### Your task:
Locate each line below that includes "this" and reproduce it.

### Rows:
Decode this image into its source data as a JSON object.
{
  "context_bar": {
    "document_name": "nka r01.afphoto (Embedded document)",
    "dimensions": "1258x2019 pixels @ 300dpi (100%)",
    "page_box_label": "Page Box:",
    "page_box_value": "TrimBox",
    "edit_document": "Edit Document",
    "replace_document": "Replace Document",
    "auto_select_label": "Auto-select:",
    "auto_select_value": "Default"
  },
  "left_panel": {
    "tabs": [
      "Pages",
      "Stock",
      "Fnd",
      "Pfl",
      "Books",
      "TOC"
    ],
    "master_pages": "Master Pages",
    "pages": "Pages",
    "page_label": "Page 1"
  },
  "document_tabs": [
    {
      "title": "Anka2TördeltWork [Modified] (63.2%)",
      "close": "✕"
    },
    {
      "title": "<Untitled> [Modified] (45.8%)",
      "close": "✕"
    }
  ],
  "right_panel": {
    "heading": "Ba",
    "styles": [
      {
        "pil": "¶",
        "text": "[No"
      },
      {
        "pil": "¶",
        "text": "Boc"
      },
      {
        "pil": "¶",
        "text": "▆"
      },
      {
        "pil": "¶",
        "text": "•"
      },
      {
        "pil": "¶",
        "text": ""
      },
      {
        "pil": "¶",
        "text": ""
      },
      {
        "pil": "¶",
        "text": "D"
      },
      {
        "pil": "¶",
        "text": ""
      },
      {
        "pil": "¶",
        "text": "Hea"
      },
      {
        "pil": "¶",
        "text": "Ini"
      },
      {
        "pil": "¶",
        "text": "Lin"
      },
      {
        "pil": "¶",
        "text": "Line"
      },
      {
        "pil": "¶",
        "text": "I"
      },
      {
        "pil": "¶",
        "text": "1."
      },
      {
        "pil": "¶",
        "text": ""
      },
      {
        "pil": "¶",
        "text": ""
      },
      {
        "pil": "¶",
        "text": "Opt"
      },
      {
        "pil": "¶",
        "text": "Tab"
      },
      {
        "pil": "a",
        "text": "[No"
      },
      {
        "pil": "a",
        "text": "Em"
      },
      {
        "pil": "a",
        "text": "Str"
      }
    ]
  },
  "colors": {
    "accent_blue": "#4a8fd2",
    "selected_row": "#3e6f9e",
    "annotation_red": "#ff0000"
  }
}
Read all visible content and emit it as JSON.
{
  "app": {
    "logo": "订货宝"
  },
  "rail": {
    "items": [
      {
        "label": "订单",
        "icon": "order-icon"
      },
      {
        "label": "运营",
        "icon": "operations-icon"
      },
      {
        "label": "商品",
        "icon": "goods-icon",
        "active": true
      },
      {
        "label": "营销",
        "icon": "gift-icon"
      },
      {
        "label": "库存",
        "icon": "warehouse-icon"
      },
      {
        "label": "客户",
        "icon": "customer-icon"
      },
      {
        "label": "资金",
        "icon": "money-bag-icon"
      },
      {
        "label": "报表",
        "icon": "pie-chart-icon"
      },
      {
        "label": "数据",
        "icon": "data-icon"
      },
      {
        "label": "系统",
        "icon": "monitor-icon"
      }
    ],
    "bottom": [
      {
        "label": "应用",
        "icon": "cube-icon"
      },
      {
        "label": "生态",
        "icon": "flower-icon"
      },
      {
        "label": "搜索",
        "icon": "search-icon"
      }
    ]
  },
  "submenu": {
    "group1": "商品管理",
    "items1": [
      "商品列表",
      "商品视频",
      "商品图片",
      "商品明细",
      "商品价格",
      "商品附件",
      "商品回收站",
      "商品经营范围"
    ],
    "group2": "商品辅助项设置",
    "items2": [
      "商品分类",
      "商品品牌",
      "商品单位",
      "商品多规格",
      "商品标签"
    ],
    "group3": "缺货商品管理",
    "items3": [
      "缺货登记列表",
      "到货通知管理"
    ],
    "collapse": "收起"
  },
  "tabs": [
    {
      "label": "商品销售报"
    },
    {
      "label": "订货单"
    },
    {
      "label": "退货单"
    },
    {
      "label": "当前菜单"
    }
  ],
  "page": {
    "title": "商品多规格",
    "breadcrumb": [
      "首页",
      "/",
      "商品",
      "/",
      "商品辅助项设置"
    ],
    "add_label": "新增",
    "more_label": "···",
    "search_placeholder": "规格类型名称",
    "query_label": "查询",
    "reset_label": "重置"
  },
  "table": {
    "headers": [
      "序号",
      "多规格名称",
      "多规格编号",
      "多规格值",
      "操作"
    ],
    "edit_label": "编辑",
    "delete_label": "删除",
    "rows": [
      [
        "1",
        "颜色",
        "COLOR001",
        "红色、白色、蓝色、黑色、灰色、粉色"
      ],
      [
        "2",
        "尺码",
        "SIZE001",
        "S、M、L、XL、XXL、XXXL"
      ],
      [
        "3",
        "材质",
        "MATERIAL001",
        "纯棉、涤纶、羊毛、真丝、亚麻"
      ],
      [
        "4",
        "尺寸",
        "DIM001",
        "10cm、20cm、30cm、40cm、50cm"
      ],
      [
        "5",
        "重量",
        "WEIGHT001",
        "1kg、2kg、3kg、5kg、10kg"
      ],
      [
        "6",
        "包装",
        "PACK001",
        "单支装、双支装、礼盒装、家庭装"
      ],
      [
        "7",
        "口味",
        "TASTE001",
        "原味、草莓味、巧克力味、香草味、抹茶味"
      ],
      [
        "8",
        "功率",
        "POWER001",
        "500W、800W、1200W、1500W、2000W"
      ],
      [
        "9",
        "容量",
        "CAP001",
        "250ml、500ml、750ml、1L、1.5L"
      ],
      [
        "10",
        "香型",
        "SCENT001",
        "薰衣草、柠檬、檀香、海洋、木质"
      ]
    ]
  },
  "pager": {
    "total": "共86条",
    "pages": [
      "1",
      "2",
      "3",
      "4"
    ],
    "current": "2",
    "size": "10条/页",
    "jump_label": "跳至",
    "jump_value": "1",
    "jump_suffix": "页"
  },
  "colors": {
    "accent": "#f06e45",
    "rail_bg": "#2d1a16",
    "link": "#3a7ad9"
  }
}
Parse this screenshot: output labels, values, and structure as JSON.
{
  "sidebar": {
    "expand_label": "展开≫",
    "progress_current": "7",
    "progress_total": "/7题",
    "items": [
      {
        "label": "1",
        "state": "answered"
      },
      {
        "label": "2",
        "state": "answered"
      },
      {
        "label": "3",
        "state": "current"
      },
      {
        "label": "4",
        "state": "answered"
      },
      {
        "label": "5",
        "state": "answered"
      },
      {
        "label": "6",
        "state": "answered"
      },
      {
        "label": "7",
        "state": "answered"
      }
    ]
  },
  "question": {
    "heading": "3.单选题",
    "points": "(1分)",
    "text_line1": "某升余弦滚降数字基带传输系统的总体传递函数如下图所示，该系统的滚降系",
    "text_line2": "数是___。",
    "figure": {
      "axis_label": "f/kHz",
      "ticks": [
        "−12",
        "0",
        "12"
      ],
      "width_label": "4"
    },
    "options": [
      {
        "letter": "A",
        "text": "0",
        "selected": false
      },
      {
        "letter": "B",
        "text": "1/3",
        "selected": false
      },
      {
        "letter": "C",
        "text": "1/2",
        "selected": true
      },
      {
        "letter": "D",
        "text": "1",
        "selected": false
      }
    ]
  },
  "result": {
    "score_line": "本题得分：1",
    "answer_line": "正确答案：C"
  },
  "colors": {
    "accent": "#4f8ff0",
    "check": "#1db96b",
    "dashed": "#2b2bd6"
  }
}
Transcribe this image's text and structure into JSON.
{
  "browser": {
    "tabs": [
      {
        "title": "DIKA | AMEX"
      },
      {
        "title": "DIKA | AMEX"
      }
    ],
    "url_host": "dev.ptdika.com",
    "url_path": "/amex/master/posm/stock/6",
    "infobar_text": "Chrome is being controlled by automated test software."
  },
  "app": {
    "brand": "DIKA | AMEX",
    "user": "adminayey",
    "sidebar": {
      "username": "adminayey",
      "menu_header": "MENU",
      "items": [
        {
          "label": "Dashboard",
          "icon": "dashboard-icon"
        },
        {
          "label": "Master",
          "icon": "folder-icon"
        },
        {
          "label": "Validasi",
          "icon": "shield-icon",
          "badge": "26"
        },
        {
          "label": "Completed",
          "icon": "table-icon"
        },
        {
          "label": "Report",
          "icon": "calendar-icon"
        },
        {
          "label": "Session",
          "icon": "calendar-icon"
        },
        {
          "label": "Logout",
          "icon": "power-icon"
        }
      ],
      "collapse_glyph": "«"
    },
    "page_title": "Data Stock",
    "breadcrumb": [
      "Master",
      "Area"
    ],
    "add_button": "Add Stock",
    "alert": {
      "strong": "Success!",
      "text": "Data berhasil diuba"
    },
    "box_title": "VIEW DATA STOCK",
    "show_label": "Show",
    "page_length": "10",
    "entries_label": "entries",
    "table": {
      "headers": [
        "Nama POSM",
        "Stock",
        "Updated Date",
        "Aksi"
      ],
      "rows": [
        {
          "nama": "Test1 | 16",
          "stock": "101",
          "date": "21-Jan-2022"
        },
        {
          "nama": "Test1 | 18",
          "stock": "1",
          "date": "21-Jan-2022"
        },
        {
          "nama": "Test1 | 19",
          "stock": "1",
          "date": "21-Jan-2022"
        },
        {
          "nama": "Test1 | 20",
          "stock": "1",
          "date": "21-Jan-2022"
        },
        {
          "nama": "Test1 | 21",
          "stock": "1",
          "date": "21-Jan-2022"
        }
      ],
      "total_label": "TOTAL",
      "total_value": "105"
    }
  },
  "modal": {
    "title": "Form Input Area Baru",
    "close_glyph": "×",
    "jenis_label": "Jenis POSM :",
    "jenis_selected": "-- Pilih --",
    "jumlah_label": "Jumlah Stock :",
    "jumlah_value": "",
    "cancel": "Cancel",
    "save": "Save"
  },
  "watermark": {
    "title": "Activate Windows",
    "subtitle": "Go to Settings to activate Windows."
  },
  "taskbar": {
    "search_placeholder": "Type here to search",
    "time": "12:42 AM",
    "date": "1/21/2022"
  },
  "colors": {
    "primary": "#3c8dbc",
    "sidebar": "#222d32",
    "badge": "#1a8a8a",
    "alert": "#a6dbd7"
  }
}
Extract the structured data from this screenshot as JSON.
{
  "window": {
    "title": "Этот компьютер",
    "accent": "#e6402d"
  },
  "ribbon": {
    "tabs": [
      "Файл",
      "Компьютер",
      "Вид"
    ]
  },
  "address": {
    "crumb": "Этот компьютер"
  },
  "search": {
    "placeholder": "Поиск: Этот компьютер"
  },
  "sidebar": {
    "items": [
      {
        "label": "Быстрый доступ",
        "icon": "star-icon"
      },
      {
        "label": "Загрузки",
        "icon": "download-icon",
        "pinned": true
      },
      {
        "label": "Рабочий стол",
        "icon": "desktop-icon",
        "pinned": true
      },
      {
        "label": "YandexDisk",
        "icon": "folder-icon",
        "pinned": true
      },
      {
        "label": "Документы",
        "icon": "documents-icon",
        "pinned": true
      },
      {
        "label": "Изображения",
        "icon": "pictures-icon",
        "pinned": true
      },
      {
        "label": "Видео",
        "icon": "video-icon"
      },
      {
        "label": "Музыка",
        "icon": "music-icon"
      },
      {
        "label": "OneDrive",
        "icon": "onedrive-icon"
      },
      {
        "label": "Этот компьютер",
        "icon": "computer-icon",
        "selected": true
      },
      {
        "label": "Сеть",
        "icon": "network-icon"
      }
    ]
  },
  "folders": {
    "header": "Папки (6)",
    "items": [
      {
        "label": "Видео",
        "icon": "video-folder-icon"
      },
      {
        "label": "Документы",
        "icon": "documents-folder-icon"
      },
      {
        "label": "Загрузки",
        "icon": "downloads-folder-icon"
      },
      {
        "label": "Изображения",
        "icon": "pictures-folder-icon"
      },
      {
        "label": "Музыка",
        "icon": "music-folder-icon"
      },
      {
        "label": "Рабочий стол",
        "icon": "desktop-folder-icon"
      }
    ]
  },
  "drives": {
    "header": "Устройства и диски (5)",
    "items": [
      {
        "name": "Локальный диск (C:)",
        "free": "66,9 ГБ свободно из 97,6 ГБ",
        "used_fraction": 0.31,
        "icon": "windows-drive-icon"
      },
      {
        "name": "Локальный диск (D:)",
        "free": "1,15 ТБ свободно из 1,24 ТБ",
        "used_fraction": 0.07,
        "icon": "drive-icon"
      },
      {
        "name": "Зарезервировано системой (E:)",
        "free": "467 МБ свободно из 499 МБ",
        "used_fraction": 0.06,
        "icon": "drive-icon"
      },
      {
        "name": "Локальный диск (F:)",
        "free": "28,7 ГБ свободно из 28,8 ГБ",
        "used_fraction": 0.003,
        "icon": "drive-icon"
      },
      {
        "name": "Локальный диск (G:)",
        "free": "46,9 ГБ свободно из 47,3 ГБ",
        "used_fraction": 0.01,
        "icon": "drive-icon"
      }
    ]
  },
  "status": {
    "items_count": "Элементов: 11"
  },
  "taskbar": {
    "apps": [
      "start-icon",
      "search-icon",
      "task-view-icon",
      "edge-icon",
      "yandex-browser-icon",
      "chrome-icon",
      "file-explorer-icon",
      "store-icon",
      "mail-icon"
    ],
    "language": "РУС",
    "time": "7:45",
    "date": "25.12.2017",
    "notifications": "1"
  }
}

### Exercise output:
Decode this image into its source data as a JSON object.
Parse this screenshot: output labels, values, and structure as JSON.
Transcribe this image's text and structure into JSON.
Extract the structured data from this screenshot as JSON.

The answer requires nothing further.